◆ SOURCE DATA
####################

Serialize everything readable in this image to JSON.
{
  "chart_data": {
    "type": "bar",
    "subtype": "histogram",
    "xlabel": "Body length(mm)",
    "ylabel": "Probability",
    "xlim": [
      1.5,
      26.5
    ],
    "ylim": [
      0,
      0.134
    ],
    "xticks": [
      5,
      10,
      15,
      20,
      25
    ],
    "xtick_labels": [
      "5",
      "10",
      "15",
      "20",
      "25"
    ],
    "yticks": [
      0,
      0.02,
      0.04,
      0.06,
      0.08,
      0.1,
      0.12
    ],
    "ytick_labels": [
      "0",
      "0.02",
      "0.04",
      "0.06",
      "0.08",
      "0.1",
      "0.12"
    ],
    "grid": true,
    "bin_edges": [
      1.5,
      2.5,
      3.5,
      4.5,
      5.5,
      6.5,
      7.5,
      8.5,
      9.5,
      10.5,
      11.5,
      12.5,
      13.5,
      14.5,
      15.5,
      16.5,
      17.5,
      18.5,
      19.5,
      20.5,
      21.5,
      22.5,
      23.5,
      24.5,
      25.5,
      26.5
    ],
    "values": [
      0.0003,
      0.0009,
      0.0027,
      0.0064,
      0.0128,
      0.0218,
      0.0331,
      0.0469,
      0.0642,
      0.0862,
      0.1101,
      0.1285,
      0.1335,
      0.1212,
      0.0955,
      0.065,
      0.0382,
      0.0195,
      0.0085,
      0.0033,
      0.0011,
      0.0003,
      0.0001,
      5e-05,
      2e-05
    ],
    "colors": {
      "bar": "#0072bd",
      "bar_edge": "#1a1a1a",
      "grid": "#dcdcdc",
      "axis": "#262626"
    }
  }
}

####################

◆ JOB
Every entry should be printed again exactly as it stands.

◆ ANSWER IN FULL
Serialize everything readable in this image to JSON.
{
  "chart_data": {
    "type": "bar",
    "subtype": "histogram",
    "xlabel": "Body length(mm)",
    "ylabel": "Probability",
    "xlim": [
      1.5,
      26.5
    ],
    "ylim": [
      0,
      0.134
    ],
    "xticks": [
      5,
      10,
      15,
      20,
      25
    ],
    "xtick_labels": [
      "5",
      "10",
      "15",
      "20",
      "25"
    ],
    "yticks": [
      0,
      0.02,
      0.04,
      0.06,
      0.08,
      0.1,
      0.12
    ],
    "ytick_labels": [
      "0",
      "0.02",
      "0.04",
      "0.06",
      "0.08",
      "0.1",
      "0.12"
    ],
    "grid": true,
    "bin_edges": [
      1.5,
      2.5,
      3.5,
      4.5,
      5.5,
      6.5,
      7.5,
      8.5,
      9.5,
      10.5,
      11.5,
      12.5,
      13.5,
      14.5,
      15.5,
      16.5,
      17.5,
      18.5,
      19.5,
      20.5,
      21.5,
      22.5,
      23.5,
      24.5,
      25.5,
      26.5
    ],
    "values": [
      0.0003,
      0.0009,
      0.0027,
      0.0064,
      0.0128,
      0.0218,
      0.0331,
      0.0469,
      0.0642,
      0.0862,
      0.1101,
      0.1285,
      0.1335,
      0.1212,
      0.0955,
      0.065,
      0.0382,
      0.0195,
      0.0085,
      0.0033,
      0.0011,
      0.0003,
      0.0001,
      5e-05,
      2e-05
    ],
    "colors": {
      "bar": "#0072bd",
      "bar_edge": "#1a1a1a",
      "grid": "#dcdcdc",
      "axis": "#262626"
    }
  }
}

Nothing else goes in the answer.